▶ _Problem statement_
Return all of the data exactly as written, without the pictures.

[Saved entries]

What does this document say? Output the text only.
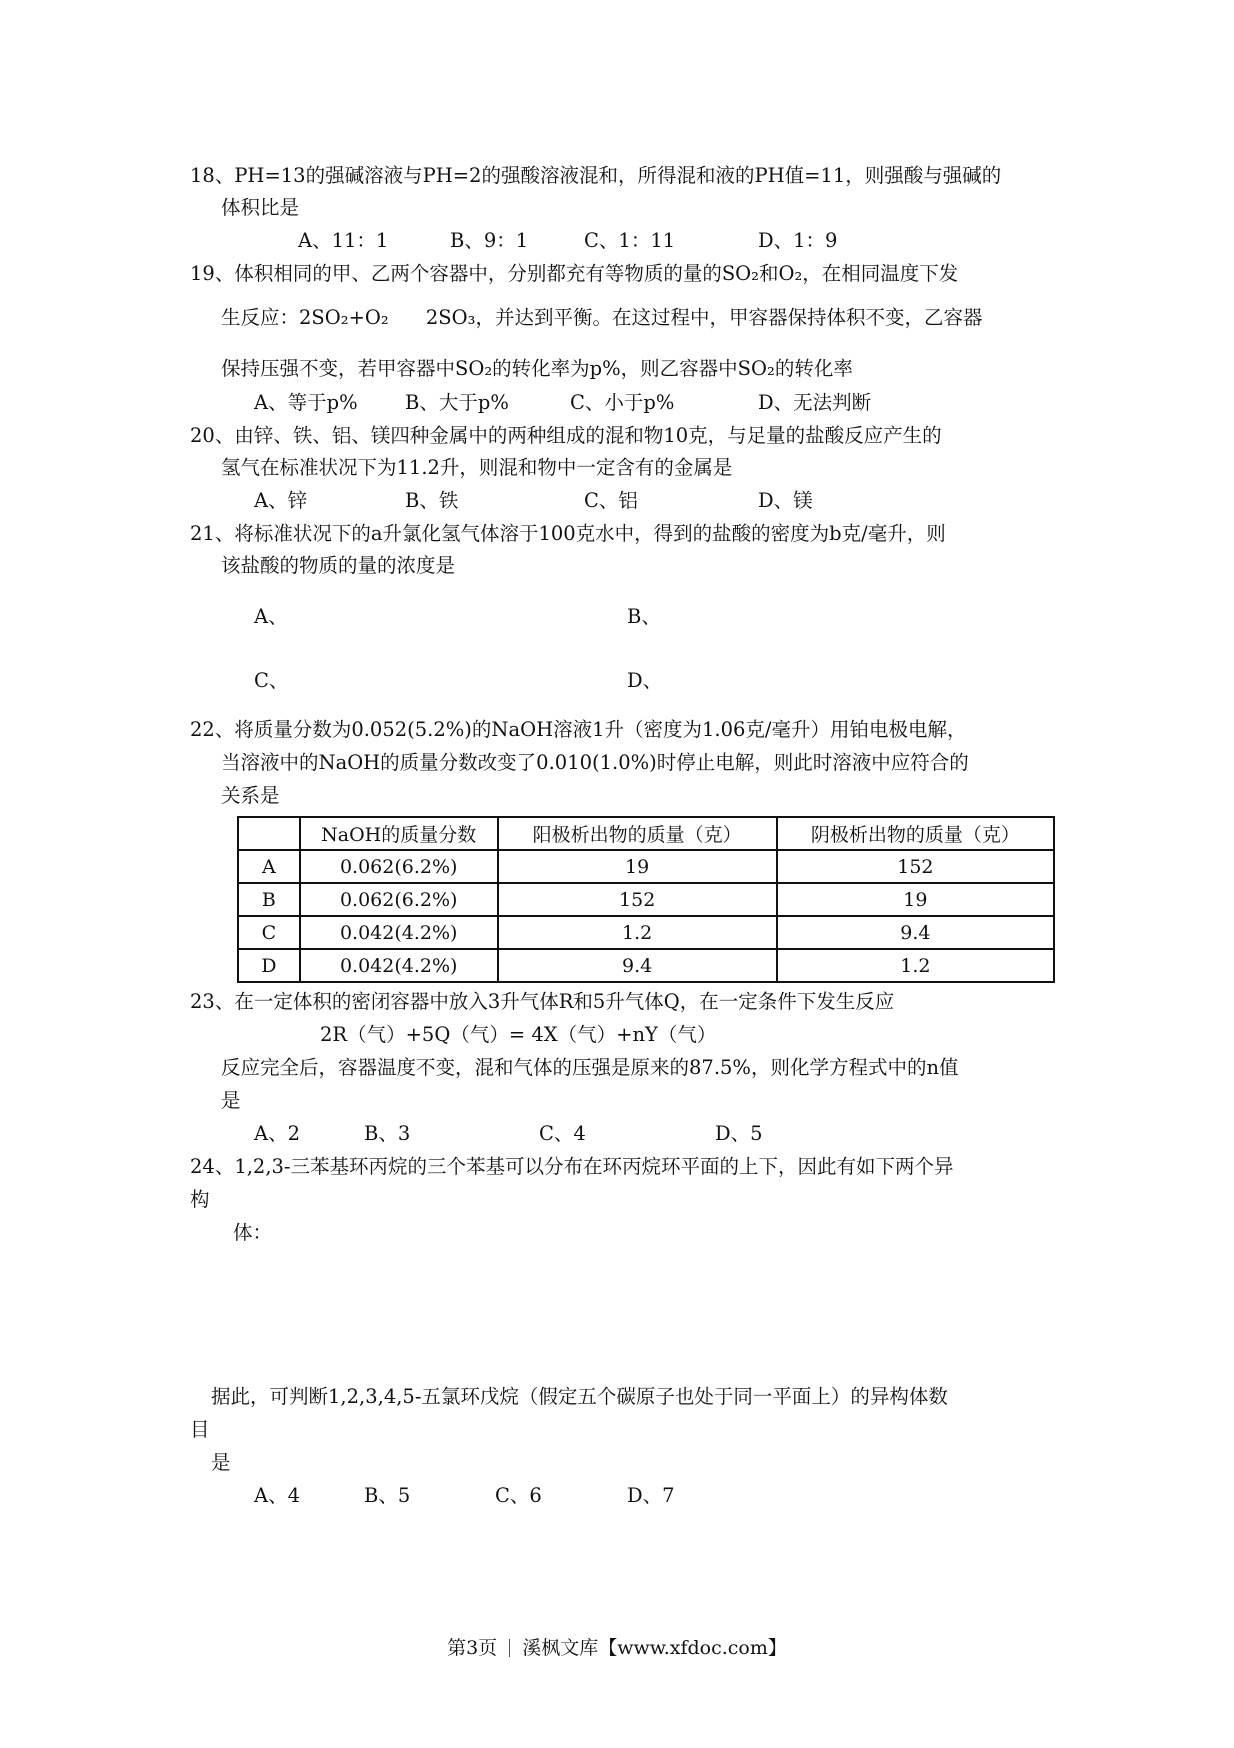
18、PH=13的强碱溶液与PH=2的强酸溶液混和，所得混和液的PH值=11，则强酸与强碱的
体积比是
A、11：1	B、9：1	C、1：11	D、1：9
19、体积相同的甲、乙两个容器中，分别都充有等物质的量的SO₂和O₂，在相同温度下发
生反应：2SO₂+O₂      2SO₃，并达到平衡。在这过程中，甲容器保持体积不变，乙容器
保持压强不变，若甲容器中SO₂的转化率为p%，则乙容器中SO₂的转化率
A、等于p% B、大于p%	C、小于p%	D、无法判断
20、由锌、铁、铝、镁四种金属中的两种组成的混和物10克，与足量的盐酸反应产生的
氢气在标准状况下为11.2升，则混和物中一定含有的金属是
A、锌	B、铁	C、铝	D、镁
21、将标准状况下的a升氯化氢气体溶于100克水中，得到的盐酸的密度为b克/毫升，则
该盐酸的物质的量的浓度是
A、	B、
C、	D、
22、将质量分数为0.052(5.2%)的NaOH溶液1升（密度为1.06克/毫升）用铂电极电解，
当溶液中的NaOH的质量分数改变了0.010(1.0%)时停止电解，则此时溶液中应符合的
关系是
	NaOH的质量分数	阳极析出物的质量（克）	阴极析出物的质量（克）
A	0.062(6.2%)	19	152
B	0.062(6.2%)	152	19
C	0.042(4.2%)	1.2	9.4
D	0.042(4.2%)	9.4	1.2
23、在一定体积的密闭容器中放入3升气体R和5升气体Q，在一定条件下发生反应
2R（气）+5Q（气）= 4X（气）+nY（气）
反应完全后，容器温度不变，混和气体的压强是原来的87.5%，则化学方程式中的n值
是
A、2	B、3	C、4	D、5
24、1,2,3-三苯基环丙烷的三个苯基可以分布在环丙烷环平面的上下，因此有如下两个异
构
体：
据此，可判断1,2,3,4,5-五氯环戊烷（假定五个碳原子也处于同一平面上）的异构体数
目
是
A、4	B、5	C、6	D、7
第3页 溪枫文库【www.xfdoc.com】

▶ _Result_
What does this document say? Output the text only.
18、PH=13的强碱溶液与PH=2的强酸溶液混和，所得混和液的PH值=11，则强酸与强碱的
体积比是
A、11：1	B、9：1	C、1：11	D、1：9
19、体积相同的甲、乙两个容器中，分别都充有等物质的量的SO₂和O₂，在相同温度下发
生反应：2SO₂+O₂      2SO₃，并达到平衡。在这过程中，甲容器保持体积不变，乙容器
保持压强不变，若甲容器中SO₂的转化率为p%，则乙容器中SO₂的转化率
A、等于p% B、大于p%	C、小于p%	D、无法判断
20、由锌、铁、铝、镁四种金属中的两种组成的混和物10克，与足量的盐酸反应产生的
氢气在标准状况下为11.2升，则混和物中一定含有的金属是
A、锌	B、铁	C、铝	D、镁
21、将标准状况下的a升氯化氢气体溶于100克水中，得到的盐酸的密度为b克/毫升，则
该盐酸的物质的量的浓度是
A、	B、
C、	D、
22、将质量分数为0.052(5.2%)的NaOH溶液1升（密度为1.06克/毫升）用铂电极电解，
当溶液中的NaOH的质量分数改变了0.010(1.0%)时停止电解，则此时溶液中应符合的
关系是
	NaOH的质量分数	阳极析出物的质量（克）	阴极析出物的质量（克）
A	0.062(6.2%)	19	152
B	0.062(6.2%)	152	19
C	0.042(4.2%)	1.2	9.4
D	0.042(4.2%)	9.4	1.2
23、在一定体积的密闭容器中放入3升气体R和5升气体Q，在一定条件下发生反应
2R（气）+5Q（气）= 4X（气）+nY（气）
反应完全后，容器温度不变，混和气体的压强是原来的87.5%，则化学方程式中的n值
是
A、2	B、3	C、4	D、5
24、1,2,3-三苯基环丙烷的三个苯基可以分布在环丙烷环平面的上下，因此有如下两个异
构
体：
据此，可判断1,2,3,4,5-五氯环戊烷（假定五个碳原子也处于同一平面上）的异构体数
目
是
A、4	B、5	C、6	D、7
第3页 溪枫文库【www.xfdoc.com】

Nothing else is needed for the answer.